=== THE EXERCISE ===
Output every line of the material below verbatim, keeping the original order.

Records of element positions:
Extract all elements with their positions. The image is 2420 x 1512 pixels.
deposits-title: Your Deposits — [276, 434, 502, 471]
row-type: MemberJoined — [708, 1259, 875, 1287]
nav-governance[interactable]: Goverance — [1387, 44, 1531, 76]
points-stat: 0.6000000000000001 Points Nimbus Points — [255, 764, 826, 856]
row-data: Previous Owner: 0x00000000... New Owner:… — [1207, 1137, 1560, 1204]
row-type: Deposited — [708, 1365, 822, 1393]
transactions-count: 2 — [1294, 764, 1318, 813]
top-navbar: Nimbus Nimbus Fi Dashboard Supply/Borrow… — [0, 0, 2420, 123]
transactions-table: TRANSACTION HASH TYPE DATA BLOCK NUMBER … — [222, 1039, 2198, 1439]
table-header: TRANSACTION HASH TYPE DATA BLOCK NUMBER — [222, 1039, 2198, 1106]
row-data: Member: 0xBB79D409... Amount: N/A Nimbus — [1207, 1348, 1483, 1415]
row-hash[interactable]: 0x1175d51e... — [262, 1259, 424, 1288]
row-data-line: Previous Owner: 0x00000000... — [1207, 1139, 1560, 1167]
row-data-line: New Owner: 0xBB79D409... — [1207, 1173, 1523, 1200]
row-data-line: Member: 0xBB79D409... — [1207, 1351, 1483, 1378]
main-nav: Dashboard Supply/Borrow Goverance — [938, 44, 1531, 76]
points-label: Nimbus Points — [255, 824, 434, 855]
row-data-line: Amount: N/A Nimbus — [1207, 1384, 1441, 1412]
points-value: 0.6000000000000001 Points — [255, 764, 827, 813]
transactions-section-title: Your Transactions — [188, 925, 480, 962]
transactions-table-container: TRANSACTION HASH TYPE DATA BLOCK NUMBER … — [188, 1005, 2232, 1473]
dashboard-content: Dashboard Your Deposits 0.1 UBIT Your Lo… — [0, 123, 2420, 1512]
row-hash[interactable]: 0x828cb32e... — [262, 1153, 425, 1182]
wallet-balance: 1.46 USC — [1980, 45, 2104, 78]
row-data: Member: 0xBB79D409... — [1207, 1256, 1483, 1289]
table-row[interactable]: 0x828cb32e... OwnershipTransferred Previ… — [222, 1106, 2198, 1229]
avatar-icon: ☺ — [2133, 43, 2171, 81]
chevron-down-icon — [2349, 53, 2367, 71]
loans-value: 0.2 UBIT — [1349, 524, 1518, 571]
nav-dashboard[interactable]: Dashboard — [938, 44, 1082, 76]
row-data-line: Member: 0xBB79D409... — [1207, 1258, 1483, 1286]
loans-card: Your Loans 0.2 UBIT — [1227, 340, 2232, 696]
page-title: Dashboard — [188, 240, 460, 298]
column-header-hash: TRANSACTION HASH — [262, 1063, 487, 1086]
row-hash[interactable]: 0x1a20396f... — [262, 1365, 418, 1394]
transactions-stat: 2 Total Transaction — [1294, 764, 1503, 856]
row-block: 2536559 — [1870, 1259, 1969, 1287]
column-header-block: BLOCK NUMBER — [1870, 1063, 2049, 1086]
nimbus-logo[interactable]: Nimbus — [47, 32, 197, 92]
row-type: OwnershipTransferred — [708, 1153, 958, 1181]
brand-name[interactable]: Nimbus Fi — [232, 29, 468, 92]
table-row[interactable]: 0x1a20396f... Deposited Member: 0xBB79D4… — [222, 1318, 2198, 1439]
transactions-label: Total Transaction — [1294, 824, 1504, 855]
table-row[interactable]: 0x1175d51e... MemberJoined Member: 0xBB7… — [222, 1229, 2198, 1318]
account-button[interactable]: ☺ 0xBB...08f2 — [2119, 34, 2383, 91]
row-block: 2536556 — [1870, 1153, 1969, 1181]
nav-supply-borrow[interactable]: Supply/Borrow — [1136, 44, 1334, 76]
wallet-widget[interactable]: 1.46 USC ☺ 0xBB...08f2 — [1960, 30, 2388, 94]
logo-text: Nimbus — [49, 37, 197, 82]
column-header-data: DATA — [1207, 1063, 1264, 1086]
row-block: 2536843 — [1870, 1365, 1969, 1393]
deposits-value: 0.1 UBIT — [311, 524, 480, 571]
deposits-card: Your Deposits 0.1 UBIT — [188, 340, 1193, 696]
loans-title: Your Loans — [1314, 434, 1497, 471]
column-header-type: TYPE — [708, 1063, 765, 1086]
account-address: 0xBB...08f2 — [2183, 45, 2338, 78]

=== RESULT OF THIS EXERCISE ===
Extract all elements with their positions. The image is 2420 x 1512 pixels.
deposits-title: Your Deposits — [276, 434, 502, 471]
row-type: MemberJoined — [708, 1259, 875, 1287]
nav-governance[interactable]: Goverance — [1387, 44, 1531, 76]
points-stat: 0.6000000000000001 Points Nimbus Points — [255, 764, 826, 856]
row-data: Previous Owner: 0x00000000... New Owner:… — [1207, 1137, 1560, 1204]
row-type: Deposited — [708, 1365, 822, 1393]
transactions-count: 2 — [1294, 764, 1318, 813]
top-navbar: Nimbus Nimbus Fi Dashboard Supply/Borrow… — [0, 0, 2420, 123]
transactions-table: TRANSACTION HASH TYPE DATA BLOCK NUMBER … — [222, 1039, 2198, 1439]
table-header: TRANSACTION HASH TYPE DATA BLOCK NUMBER — [222, 1039, 2198, 1106]
row-data: Member: 0xBB79D409... Amount: N/A Nimbus — [1207, 1348, 1483, 1415]
row-hash[interactable]: 0x1175d51e... — [262, 1259, 424, 1288]
row-data-line: Previous Owner: 0x00000000... — [1207, 1139, 1560, 1167]
row-data-line: New Owner: 0xBB79D409... — [1207, 1173, 1523, 1200]
row-data-line: Member: 0xBB79D409... — [1207, 1351, 1483, 1378]
main-nav: Dashboard Supply/Borrow Goverance — [938, 44, 1531, 76]
points-label: Nimbus Points — [255, 824, 434, 855]
row-data-line: Amount: N/A Nimbus — [1207, 1384, 1441, 1412]
points-value: 0.6000000000000001 Points — [255, 764, 827, 813]
transactions-section-title: Your Transactions — [188, 925, 480, 962]
transactions-table-container: TRANSACTION HASH TYPE DATA BLOCK NUMBER … — [188, 1005, 2232, 1473]
dashboard-content: Dashboard Your Deposits 0.1 UBIT Your Lo… — [0, 123, 2420, 1512]
row-hash[interactable]: 0x828cb32e... — [262, 1153, 425, 1182]
wallet-balance: 1.46 USC — [1980, 45, 2104, 78]
row-data: Member: 0xBB79D409... — [1207, 1256, 1483, 1289]
table-row[interactable]: 0x828cb32e... OwnershipTransferred Previ… — [222, 1106, 2198, 1229]
avatar-icon: ☺ — [2133, 43, 2171, 81]
chevron-down-icon — [2349, 53, 2367, 71]
loans-value: 0.2 UBIT — [1349, 524, 1518, 571]
nav-dashboard[interactable]: Dashboard — [938, 44, 1082, 76]
row-data-line: Member: 0xBB79D409... — [1207, 1258, 1483, 1286]
loans-card: Your Loans 0.2 UBIT — [1227, 340, 2232, 696]
page-title: Dashboard — [188, 240, 460, 298]
column-header-hash: TRANSACTION HASH — [262, 1063, 487, 1086]
row-hash[interactable]: 0x1a20396f... — [262, 1365, 418, 1394]
transactions-stat: 2 Total Transaction — [1294, 764, 1503, 856]
row-block: 2536559 — [1870, 1259, 1969, 1287]
column-header-block: BLOCK NUMBER — [1870, 1063, 2049, 1086]
nimbus-logo[interactable]: Nimbus — [47, 32, 197, 92]
row-type: OwnershipTransferred — [708, 1153, 958, 1181]
brand-name[interactable]: Nimbus Fi — [232, 29, 468, 92]
table-row[interactable]: 0x1a20396f... Deposited Member: 0xBB79D4… — [222, 1318, 2198, 1439]
transactions-label: Total Transaction — [1294, 824, 1504, 855]
table-row[interactable]: 0x1175d51e... MemberJoined Member: 0xBB7… — [222, 1229, 2198, 1318]
account-button[interactable]: ☺ 0xBB...08f2 — [2119, 34, 2383, 91]
row-block: 2536556 — [1870, 1153, 1969, 1181]
nav-supply-borrow[interactable]: Supply/Borrow — [1136, 44, 1334, 76]
wallet-widget[interactable]: 1.46 USC ☺ 0xBB...08f2 — [1960, 30, 2388, 94]
logo-text: Nimbus — [49, 37, 197, 82]
column-header-data: DATA — [1207, 1063, 1264, 1086]
row-block: 2536843 — [1870, 1365, 1969, 1393]
deposits-value: 0.1 UBIT — [311, 524, 480, 571]
deposits-card: Your Deposits 0.1 UBIT — [188, 340, 1193, 696]
loans-title: Your Loans — [1314, 434, 1497, 471]
column-header-type: TYPE — [708, 1063, 765, 1086]
account-address: 0xBB...08f2 — [2183, 45, 2338, 78]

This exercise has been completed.